--- start Excerpted records ---

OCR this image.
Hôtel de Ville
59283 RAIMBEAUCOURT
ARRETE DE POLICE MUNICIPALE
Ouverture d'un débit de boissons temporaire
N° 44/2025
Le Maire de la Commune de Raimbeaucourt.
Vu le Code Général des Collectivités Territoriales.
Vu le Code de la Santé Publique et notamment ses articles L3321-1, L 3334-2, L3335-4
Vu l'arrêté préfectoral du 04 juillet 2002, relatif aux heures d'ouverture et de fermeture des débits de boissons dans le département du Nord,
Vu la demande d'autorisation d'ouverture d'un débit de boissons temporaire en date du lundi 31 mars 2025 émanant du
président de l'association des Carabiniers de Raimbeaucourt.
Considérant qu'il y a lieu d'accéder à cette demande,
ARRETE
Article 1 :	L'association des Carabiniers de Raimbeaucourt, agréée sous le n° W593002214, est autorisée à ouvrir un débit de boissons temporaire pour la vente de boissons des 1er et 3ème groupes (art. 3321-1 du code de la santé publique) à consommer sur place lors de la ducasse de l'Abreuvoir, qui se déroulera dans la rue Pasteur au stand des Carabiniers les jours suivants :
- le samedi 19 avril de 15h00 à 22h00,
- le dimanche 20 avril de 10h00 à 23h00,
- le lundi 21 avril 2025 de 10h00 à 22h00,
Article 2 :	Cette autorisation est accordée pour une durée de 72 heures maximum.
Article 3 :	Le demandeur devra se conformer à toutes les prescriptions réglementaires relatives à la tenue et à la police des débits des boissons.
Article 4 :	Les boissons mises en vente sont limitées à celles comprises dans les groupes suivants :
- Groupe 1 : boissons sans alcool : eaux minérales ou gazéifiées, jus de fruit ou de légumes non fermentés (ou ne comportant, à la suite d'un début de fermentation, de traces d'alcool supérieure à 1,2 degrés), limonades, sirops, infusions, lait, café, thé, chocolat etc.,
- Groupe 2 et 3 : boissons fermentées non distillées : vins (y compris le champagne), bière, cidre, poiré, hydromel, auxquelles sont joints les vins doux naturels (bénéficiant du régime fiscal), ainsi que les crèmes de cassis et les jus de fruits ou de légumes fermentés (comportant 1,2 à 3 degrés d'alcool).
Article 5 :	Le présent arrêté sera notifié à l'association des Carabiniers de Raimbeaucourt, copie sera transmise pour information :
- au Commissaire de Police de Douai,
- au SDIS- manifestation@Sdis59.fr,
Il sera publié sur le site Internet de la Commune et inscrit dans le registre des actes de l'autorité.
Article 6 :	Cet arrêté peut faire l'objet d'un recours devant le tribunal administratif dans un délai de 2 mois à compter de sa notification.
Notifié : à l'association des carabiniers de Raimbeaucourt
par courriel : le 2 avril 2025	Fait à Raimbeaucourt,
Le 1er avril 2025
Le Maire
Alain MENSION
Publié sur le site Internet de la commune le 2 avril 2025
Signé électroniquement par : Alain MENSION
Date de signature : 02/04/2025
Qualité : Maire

--- end Excerpted records ---
--- start Excerpted records ---

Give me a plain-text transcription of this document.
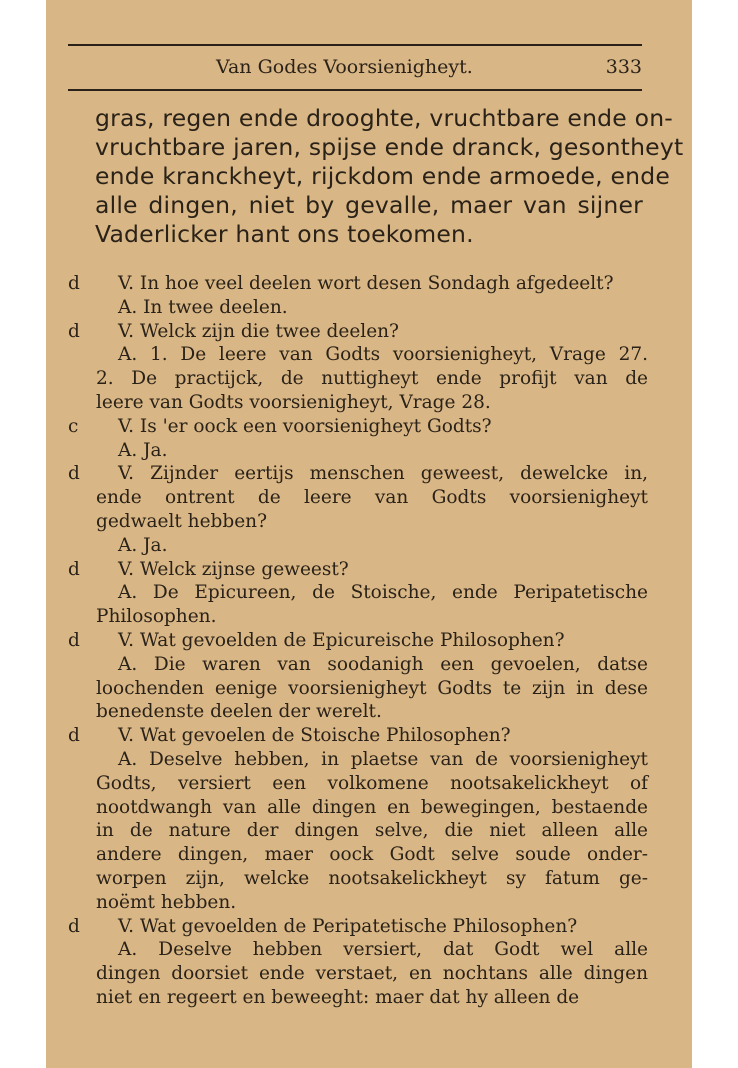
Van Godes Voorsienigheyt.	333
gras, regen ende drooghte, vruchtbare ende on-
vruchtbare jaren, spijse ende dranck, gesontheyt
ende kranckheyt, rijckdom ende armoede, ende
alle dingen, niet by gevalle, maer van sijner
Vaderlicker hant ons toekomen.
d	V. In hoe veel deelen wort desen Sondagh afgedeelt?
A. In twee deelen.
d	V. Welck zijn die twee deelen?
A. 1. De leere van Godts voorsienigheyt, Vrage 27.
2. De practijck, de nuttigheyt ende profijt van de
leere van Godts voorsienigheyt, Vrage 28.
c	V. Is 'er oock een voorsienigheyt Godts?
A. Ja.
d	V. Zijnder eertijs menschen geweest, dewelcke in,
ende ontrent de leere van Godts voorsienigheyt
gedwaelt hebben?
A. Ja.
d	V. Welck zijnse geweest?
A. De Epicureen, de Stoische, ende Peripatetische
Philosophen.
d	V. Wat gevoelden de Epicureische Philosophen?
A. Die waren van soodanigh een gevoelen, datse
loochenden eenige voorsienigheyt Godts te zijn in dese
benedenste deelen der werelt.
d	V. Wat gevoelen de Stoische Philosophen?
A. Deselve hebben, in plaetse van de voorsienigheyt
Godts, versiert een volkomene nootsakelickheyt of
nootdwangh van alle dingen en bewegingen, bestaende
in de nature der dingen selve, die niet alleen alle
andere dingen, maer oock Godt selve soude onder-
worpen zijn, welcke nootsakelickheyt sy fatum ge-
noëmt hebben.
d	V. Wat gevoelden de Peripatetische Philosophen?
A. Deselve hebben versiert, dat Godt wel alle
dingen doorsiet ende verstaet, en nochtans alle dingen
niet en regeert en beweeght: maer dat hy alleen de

--- end Excerpted records ---
--- start Excerpted records ---

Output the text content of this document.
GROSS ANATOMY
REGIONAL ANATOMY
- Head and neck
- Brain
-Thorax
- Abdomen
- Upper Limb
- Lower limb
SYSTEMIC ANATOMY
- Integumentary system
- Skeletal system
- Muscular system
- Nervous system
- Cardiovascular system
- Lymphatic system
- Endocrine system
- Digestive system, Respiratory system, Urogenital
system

--- end Excerpted records ---

— Set exercise —
Isolate the lines that hold the word "sera" and copy all of them.

— Written reply —
Article 5 :	Le présent arrêté sera notifié à l'association des Carabiniers de Raimbeaucourt, copie sera transmise pour information :
Il sera publié sur le site Internet de la Commune et inscrit dans le registre des actes de l'autorité.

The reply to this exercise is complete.